[Items listed in a dataset]
= = = =

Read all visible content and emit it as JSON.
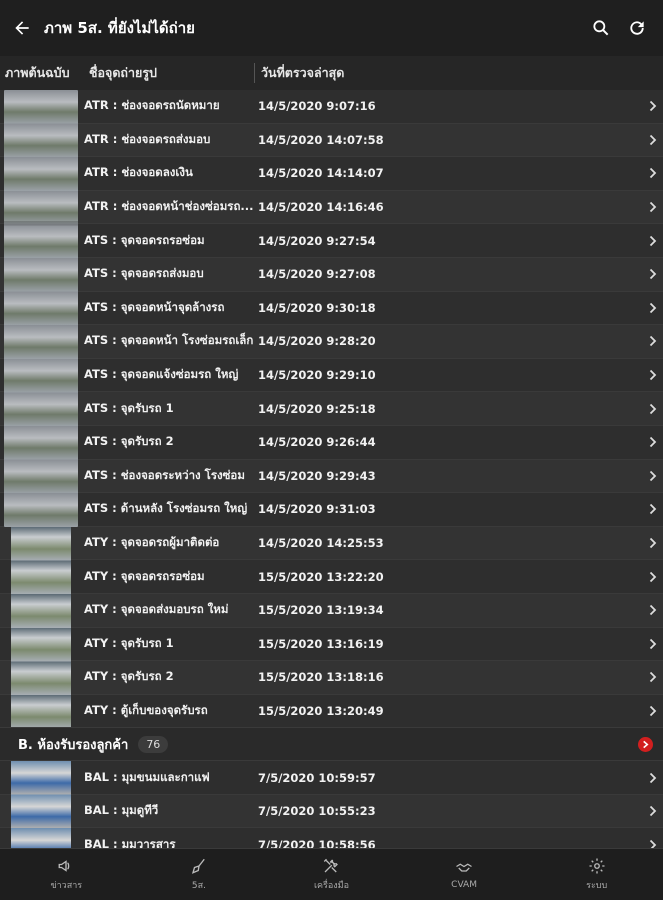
{
  "header": {
    "title": "ภาพ 5ส. ที่ยังไม่ได้ถ่าย",
    "back_icon": "arrow-left-icon",
    "search_icon": "search-icon",
    "refresh_icon": "refresh-icon"
  },
  "columns": {
    "thumbnail": "ภาพต้นฉบับ",
    "name": "ชื่อจุดถ่ายรูป",
    "date": "วันที่ตรวจล่าสุด"
  },
  "rows_a": [
    {
      "name": "ATR : ช่องจอดรถนัดหมาย",
      "date": "14/5/2020 9:07:16"
    },
    {
      "name": "ATR : ช่องจอดรถส่งมอบ",
      "date": "14/5/2020 14:07:58"
    },
    {
      "name": "ATR : ช่องจอดลงเงิน",
      "date": "14/5/2020 14:14:07"
    },
    {
      "name": "ATR : ช่องจอดหน้าช่องซ่อมรถ...",
      "date": "14/5/2020 14:16:46"
    },
    {
      "name": "ATS : จุดจอดรถรอซ่อม",
      "date": "14/5/2020 9:27:54"
    },
    {
      "name": "ATS : จุดจอดรถส่งมอบ",
      "date": "14/5/2020 9:27:08"
    },
    {
      "name": "ATS : จุดจอดหน้าจุดล้างรถ",
      "date": "14/5/2020 9:30:18"
    },
    {
      "name": "ATS : จุดจอดหน้า โรงซ่อมรถเล็ก",
      "date": "14/5/2020 9:28:20"
    },
    {
      "name": "ATS : จุดจอดแจ้งซ่อมรถ ใหญ่",
      "date": "14/5/2020 9:29:10"
    },
    {
      "name": "ATS : จุดรับรถ 1",
      "date": "14/5/2020 9:25:18"
    },
    {
      "name": "ATS : จุดรับรถ 2",
      "date": "14/5/2020 9:26:44"
    },
    {
      "name": "ATS : ช่องจอดระหว่าง โรงซ่อม",
      "date": "14/5/2020 9:29:43"
    },
    {
      "name": "ATS : ด้านหลัง โรงซ่อมรถ ใหญ่",
      "date": "14/5/2020 9:31:03"
    },
    {
      "name": "ATY : จุดจอดรถผู้มาติดต่อ",
      "date": "14/5/2020 14:25:53"
    },
    {
      "name": "ATY : จุดจอดรถรอซ่อม",
      "date": "15/5/2020 13:22:20"
    },
    {
      "name": "ATY : จุดจอดส่งมอบรถ ใหม่",
      "date": "15/5/2020 13:19:34"
    },
    {
      "name": "ATY : จุดรับรถ 1",
      "date": "15/5/2020 13:16:19"
    },
    {
      "name": "ATY : จุดรับรถ 2",
      "date": "15/5/2020 13:18:16"
    },
    {
      "name": "ATY : ตู้เก็บของจุดรับรถ",
      "date": "15/5/2020 13:20:49"
    }
  ],
  "group_b": {
    "title": "B. ห้องรับรองลูกค้า",
    "count": "76"
  },
  "rows_b": [
    {
      "name": "BAL : มุมขนมและกาแฟ",
      "date": "7/5/2020 10:59:57"
    },
    {
      "name": "BAL : มุมดูทีวี",
      "date": "7/5/2020 10:55:23"
    },
    {
      "name": "BAL : มุมวารสาร",
      "date": "7/5/2020 10:58:56"
    }
  ],
  "bottom_nav": [
    {
      "label": "ข่าวสาร",
      "icon": "megaphone-icon"
    },
    {
      "label": "5ส.",
      "icon": "broom-icon"
    },
    {
      "label": "เครื่องมือ",
      "icon": "tools-icon"
    },
    {
      "label": "CVAM",
      "icon": "handshake-icon"
    },
    {
      "label": "ระบบ",
      "icon": "gear-icon"
    }
  ],
  "colors": {
    "background": "#2b2b2b",
    "topbar": "#1f1f1f",
    "alert_dot": "#d21f1f"
  }
}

= = = =

> _Problem requirements_
Leave the pictures out, and print every line of the listing exactly as written.

> _Answer to this task_
Read all visible content and emit it as JSON.
{
  "header": {
    "title": "ภาพ 5ส. ที่ยังไม่ได้ถ่าย",
    "back_icon": "arrow-left-icon",
    "search_icon": "search-icon",
    "refresh_icon": "refresh-icon"
  },
  "columns": {
    "thumbnail": "ภาพต้นฉบับ",
    "name": "ชื่อจุดถ่ายรูป",
    "date": "วันที่ตรวจล่าสุด"
  },
  "rows_a": [
    {
      "name": "ATR : ช่องจอดรถนัดหมาย",
      "date": "14/5/2020 9:07:16"
    },
    {
      "name": "ATR : ช่องจอดรถส่งมอบ",
      "date": "14/5/2020 14:07:58"
    },
    {
      "name": "ATR : ช่องจอดลงเงิน",
      "date": "14/5/2020 14:14:07"
    },
    {
      "name": "ATR : ช่องจอดหน้าช่องซ่อมรถ...",
      "date": "14/5/2020 14:16:46"
    },
    {
      "name": "ATS : จุดจอดรถรอซ่อม",
      "date": "14/5/2020 9:27:54"
    },
    {
      "name": "ATS : จุดจอดรถส่งมอบ",
      "date": "14/5/2020 9:27:08"
    },
    {
      "name": "ATS : จุดจอดหน้าจุดล้างรถ",
      "date": "14/5/2020 9:30:18"
    },
    {
      "name": "ATS : จุดจอดหน้า โรงซ่อมรถเล็ก",
      "date": "14/5/2020 9:28:20"
    },
    {
      "name": "ATS : จุดจอดแจ้งซ่อมรถ ใหญ่",
      "date": "14/5/2020 9:29:10"
    },
    {
      "name": "ATS : จุดรับรถ 1",
      "date": "14/5/2020 9:25:18"
    },
    {
      "name": "ATS : จุดรับรถ 2",
      "date": "14/5/2020 9:26:44"
    },
    {
      "name": "ATS : ช่องจอดระหว่าง โรงซ่อม",
      "date": "14/5/2020 9:29:43"
    },
    {
      "name": "ATS : ด้านหลัง โรงซ่อมรถ ใหญ่",
      "date": "14/5/2020 9:31:03"
    },
    {
      "name": "ATY : จุดจอดรถผู้มาติดต่อ",
      "date": "14/5/2020 14:25:53"
    },
    {
      "name": "ATY : จุดจอดรถรอซ่อม",
      "date": "15/5/2020 13:22:20"
    },
    {
      "name": "ATY : จุดจอดส่งมอบรถ ใหม่",
      "date": "15/5/2020 13:19:34"
    },
    {
      "name": "ATY : จุดรับรถ 1",
      "date": "15/5/2020 13:16:19"
    },
    {
      "name": "ATY : จุดรับรถ 2",
      "date": "15/5/2020 13:18:16"
    },
    {
      "name": "ATY : ตู้เก็บของจุดรับรถ",
      "date": "15/5/2020 13:20:49"
    }
  ],
  "group_b": {
    "title": "B. ห้องรับรองลูกค้า",
    "count": "76"
  },
  "rows_b": [
    {
      "name": "BAL : มุมขนมและกาแฟ",
      "date": "7/5/2020 10:59:57"
    },
    {
      "name": "BAL : มุมดูทีวี",
      "date": "7/5/2020 10:55:23"
    },
    {
      "name": "BAL : มุมวารสาร",
      "date": "7/5/2020 10:58:56"
    }
  ],
  "bottom_nav": [
    {
      "label": "ข่าวสาร",
      "icon": "megaphone-icon"
    },
    {
      "label": "5ส.",
      "icon": "broom-icon"
    },
    {
      "label": "เครื่องมือ",
      "icon": "tools-icon"
    },
    {
      "label": "CVAM",
      "icon": "handshake-icon"
    },
    {
      "label": "ระบบ",
      "icon": "gear-icon"
    }
  ],
  "colors": {
    "background": "#2b2b2b",
    "topbar": "#1f1f1f",
    "alert_dot": "#d21f1f"
  }
}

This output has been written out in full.